> WHAT THE TASK REQUIRES
Could you write out the rows below again, substituting "callout" for every "annotation" and leaving everything else as it is?

(Element and coordinate records)
○ ○ ○ ○ ○ ○ ○
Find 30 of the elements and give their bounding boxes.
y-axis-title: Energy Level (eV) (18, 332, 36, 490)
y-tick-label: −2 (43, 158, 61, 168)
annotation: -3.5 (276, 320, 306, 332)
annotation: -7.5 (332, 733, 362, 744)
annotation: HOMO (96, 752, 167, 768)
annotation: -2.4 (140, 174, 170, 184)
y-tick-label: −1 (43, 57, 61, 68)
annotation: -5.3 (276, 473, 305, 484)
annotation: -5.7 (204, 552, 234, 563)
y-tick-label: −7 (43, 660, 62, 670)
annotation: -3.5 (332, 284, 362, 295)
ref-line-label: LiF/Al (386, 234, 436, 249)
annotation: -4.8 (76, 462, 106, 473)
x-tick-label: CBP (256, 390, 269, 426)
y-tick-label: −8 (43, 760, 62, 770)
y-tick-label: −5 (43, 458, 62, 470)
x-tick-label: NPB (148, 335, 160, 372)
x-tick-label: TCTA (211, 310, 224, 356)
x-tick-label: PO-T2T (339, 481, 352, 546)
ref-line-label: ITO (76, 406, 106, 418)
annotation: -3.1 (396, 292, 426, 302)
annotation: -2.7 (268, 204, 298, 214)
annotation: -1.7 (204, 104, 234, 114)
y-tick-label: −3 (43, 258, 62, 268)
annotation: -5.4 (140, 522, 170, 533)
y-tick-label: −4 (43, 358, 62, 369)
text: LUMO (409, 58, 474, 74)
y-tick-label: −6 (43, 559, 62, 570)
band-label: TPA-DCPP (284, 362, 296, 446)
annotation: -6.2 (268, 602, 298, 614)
○ ○ ○ ○ ○ ○ ○
> OUTPUT OF THE TASK
Find 30 of the elements and give their bounding boxes.
y-axis-title: Energy Level (eV) (18, 332, 36, 490)
y-tick-label: −2 (43, 158, 61, 168)
callout: -3.5 (276, 320, 306, 332)
callout: -7.5 (332, 733, 362, 744)
callout: HOMO (96, 752, 167, 768)
callout: -2.4 (140, 174, 170, 184)
y-tick-label: −1 (43, 57, 61, 68)
callout: -5.3 (276, 473, 305, 484)
callout: -5.7 (204, 552, 234, 563)
y-tick-label: −7 (43, 660, 62, 670)
callout: -3.5 (332, 284, 362, 295)
ref-line-label: LiF/Al (386, 234, 436, 249)
callout: -4.8 (76, 462, 106, 473)
x-tick-label: CBP (256, 390, 269, 426)
y-tick-label: −8 (43, 760, 62, 770)
y-tick-label: −5 (43, 458, 62, 470)
x-tick-label: NPB (148, 335, 160, 372)
x-tick-label: TCTA (211, 310, 224, 356)
x-tick-label: PO-T2T (339, 481, 352, 546)
ref-line-label: ITO (76, 406, 106, 418)
callout: -3.1 (396, 292, 426, 302)
callout: -2.7 (268, 204, 298, 214)
callout: -1.7 (204, 104, 234, 114)
y-tick-label: −3 (43, 258, 62, 268)
callout: -5.4 (140, 522, 170, 533)
y-tick-label: −4 (43, 358, 62, 369)
text: LUMO (409, 58, 474, 74)
y-tick-label: −6 (43, 559, 62, 570)
band-label: TPA-DCPP (284, 362, 296, 446)
callout: -6.2 (268, 602, 298, 614)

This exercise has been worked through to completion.